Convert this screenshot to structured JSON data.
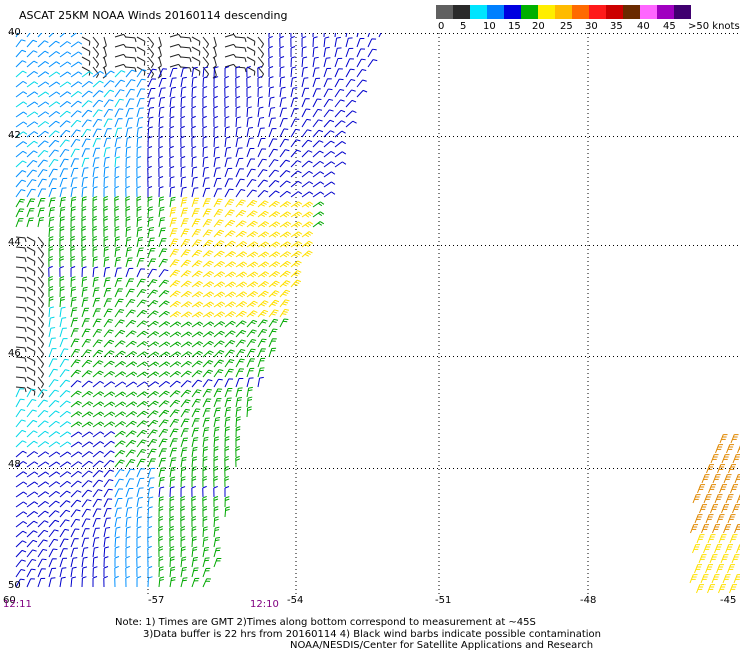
{
  "title": "ASCAT 25KM NOAA Winds 20160114 descending",
  "legend": {
    "labels": [
      "0",
      "5",
      "10",
      "15",
      "20",
      "25",
      "30",
      "35",
      "40",
      "45",
      ">50 knots"
    ],
    "colors": [
      "#606060",
      "#2a2a2a",
      "#00e5ff",
      "#0080ff",
      "#0000e0",
      "#00b000",
      "#ffee00",
      "#ffbb00",
      "#ff6a00",
      "#ff1a1a",
      "#cc0000",
      "#6a2a00",
      "#ff66ff",
      "#a000c0",
      "#400070"
    ]
  },
  "map": {
    "lat_labels": [
      "40",
      "42",
      "44",
      "46",
      "48",
      "50"
    ],
    "lon_labels": [
      "-57",
      "-54",
      "-51",
      "-48",
      "-45"
    ],
    "corner_lon": "60",
    "time_left": "12:11",
    "time_mid": "12:10",
    "barb_colors": {
      "black": "#222222",
      "cyan": "#00d8e8",
      "lightblue": "#0090ff",
      "blue": "#0000cc",
      "green": "#00a800",
      "yellow": "#ffe000",
      "orange": "#e08800"
    }
  },
  "notes": {
    "line1": "Note: 1) Times are GMT 2)Times along bottom correspond to measurement at ~45S",
    "line2": "3)Data buffer is 22 hrs from 20160114 4) Black wind barbs indicate possible contamination",
    "line3": "NOAA/NESDIS/Center for Satellite Applications and Research"
  }
}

********************

## PROBLEM STATEMENT
Pictures are excluded; copy all other data exactly as shown.

## OUTPUT
Convert this screenshot to structured JSON data.
{
  "title": "ASCAT 25KM NOAA Winds 20160114 descending",
  "legend": {
    "labels": [
      "0",
      "5",
      "10",
      "15",
      "20",
      "25",
      "30",
      "35",
      "40",
      "45",
      ">50 knots"
    ],
    "colors": [
      "#606060",
      "#2a2a2a",
      "#00e5ff",
      "#0080ff",
      "#0000e0",
      "#00b000",
      "#ffee00",
      "#ffbb00",
      "#ff6a00",
      "#ff1a1a",
      "#cc0000",
      "#6a2a00",
      "#ff66ff",
      "#a000c0",
      "#400070"
    ]
  },
  "map": {
    "lat_labels": [
      "40",
      "42",
      "44",
      "46",
      "48",
      "50"
    ],
    "lon_labels": [
      "-57",
      "-54",
      "-51",
      "-48",
      "-45"
    ],
    "corner_lon": "60",
    "time_left": "12:11",
    "time_mid": "12:10",
    "barb_colors": {
      "black": "#222222",
      "cyan": "#00d8e8",
      "lightblue": "#0090ff",
      "blue": "#0000cc",
      "green": "#00a800",
      "yellow": "#ffe000",
      "orange": "#e08800"
    }
  },
  "notes": {
    "line1": "Note: 1) Times are GMT 2)Times along bottom correspond to measurement at ~45S",
    "line2": "3)Data buffer is 22 hrs from 20160114 4) Black wind barbs indicate possible contamination",
    "line3": "NOAA/NESDIS/Center for Satellite Applications and Research"
  }
}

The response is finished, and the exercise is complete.